_Figure dataset records_.
— begin —

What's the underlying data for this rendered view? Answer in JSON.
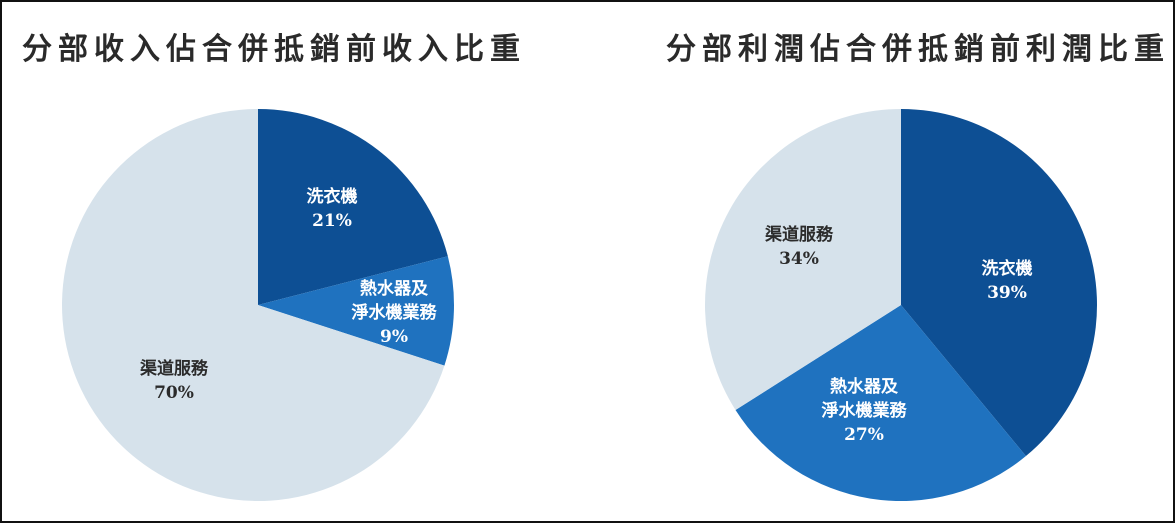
{
  "colors": {
    "dark_blue": "#0d4f94",
    "mid_blue": "#1f72bf",
    "light_gray_blue": "#d6e2eb",
    "label_light": "#ffffff",
    "label_dark": "#2b2b2b",
    "title": "#2a2a2a"
  },
  "charts": [
    {
      "title": "分部收入佔合併抵銷前收入比重",
      "slices": [
        {
          "name_lines": [
            "洗衣機"
          ],
          "pct_label": "21%"
        },
        {
          "name_lines": [
            "熱水器及",
            "淨水機業務"
          ],
          "pct_label": "9%"
        },
        {
          "name_lines": [
            "渠道服務"
          ],
          "pct_label": "70%"
        }
      ]
    },
    {
      "title": "分部利潤佔合併抵銷前利潤比重",
      "slices": [
        {
          "name_lines": [
            "洗衣機"
          ],
          "pct_label": "39%"
        },
        {
          "name_lines": [
            "熱水器及",
            "淨水機業務"
          ],
          "pct_label": "27%"
        },
        {
          "name_lines": [
            "渠道服務"
          ],
          "pct_label": "34%"
        }
      ]
    }
  ],
  "chart_data": [
    {
      "type": "pie",
      "title": "分部收入佔合併抵銷前收入比重",
      "categories": [
        "洗衣機",
        "熱水器及淨水機業務",
        "渠道服務"
      ],
      "values": [
        21,
        9,
        70
      ],
      "unit": "%",
      "start_angle": "12 o'clock, clockwise",
      "colors": [
        "#0d4f94",
        "#1f72bf",
        "#d6e2eb"
      ],
      "legend": "none (inline labels)"
    },
    {
      "type": "pie",
      "title": "分部利潤佔合併抵銷前利潤比重",
      "categories": [
        "洗衣機",
        "熱水器及淨水機業務",
        "渠道服務"
      ],
      "values": [
        39,
        27,
        34
      ],
      "unit": "%",
      "start_angle": "12 o'clock, clockwise",
      "colors": [
        "#0d4f94",
        "#1f72bf",
        "#d6e2eb"
      ],
      "legend": "none (inline labels)"
    }
  ]
}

— end —

_SET TASK_.
Retype all the records shown above, character for character. Omit every picture.

_TASK SOLUTION_.
What's the underlying data for this rendered view? Answer in JSON.
{
  "colors": {
    "dark_blue": "#0d4f94",
    "mid_blue": "#1f72bf",
    "light_gray_blue": "#d6e2eb",
    "label_light": "#ffffff",
    "label_dark": "#2b2b2b",
    "title": "#2a2a2a"
  },
  "charts": [
    {
      "title": "分部收入佔合併抵銷前收入比重",
      "slices": [
        {
          "name_lines": [
            "洗衣機"
          ],
          "pct_label": "21%"
        },
        {
          "name_lines": [
            "熱水器及",
            "淨水機業務"
          ],
          "pct_label": "9%"
        },
        {
          "name_lines": [
            "渠道服務"
          ],
          "pct_label": "70%"
        }
      ]
    },
    {
      "title": "分部利潤佔合併抵銷前利潤比重",
      "slices": [
        {
          "name_lines": [
            "洗衣機"
          ],
          "pct_label": "39%"
        },
        {
          "name_lines": [
            "熱水器及",
            "淨水機業務"
          ],
          "pct_label": "27%"
        },
        {
          "name_lines": [
            "渠道服務"
          ],
          "pct_label": "34%"
        }
      ]
    }
  ],
  "chart_data": [
    {
      "type": "pie",
      "title": "分部收入佔合併抵銷前收入比重",
      "categories": [
        "洗衣機",
        "熱水器及淨水機業務",
        "渠道服務"
      ],
      "values": [
        21,
        9,
        70
      ],
      "unit": "%",
      "start_angle": "12 o'clock, clockwise",
      "colors": [
        "#0d4f94",
        "#1f72bf",
        "#d6e2eb"
      ],
      "legend": "none (inline labels)"
    },
    {
      "type": "pie",
      "title": "分部利潤佔合併抵銷前利潤比重",
      "categories": [
        "洗衣機",
        "熱水器及淨水機業務",
        "渠道服務"
      ],
      "values": [
        39,
        27,
        34
      ],
      "unit": "%",
      "start_angle": "12 o'clock, clockwise",
      "colors": [
        "#0d4f94",
        "#1f72bf",
        "#d6e2eb"
      ],
      "legend": "none (inline labels)"
    }
  ]
}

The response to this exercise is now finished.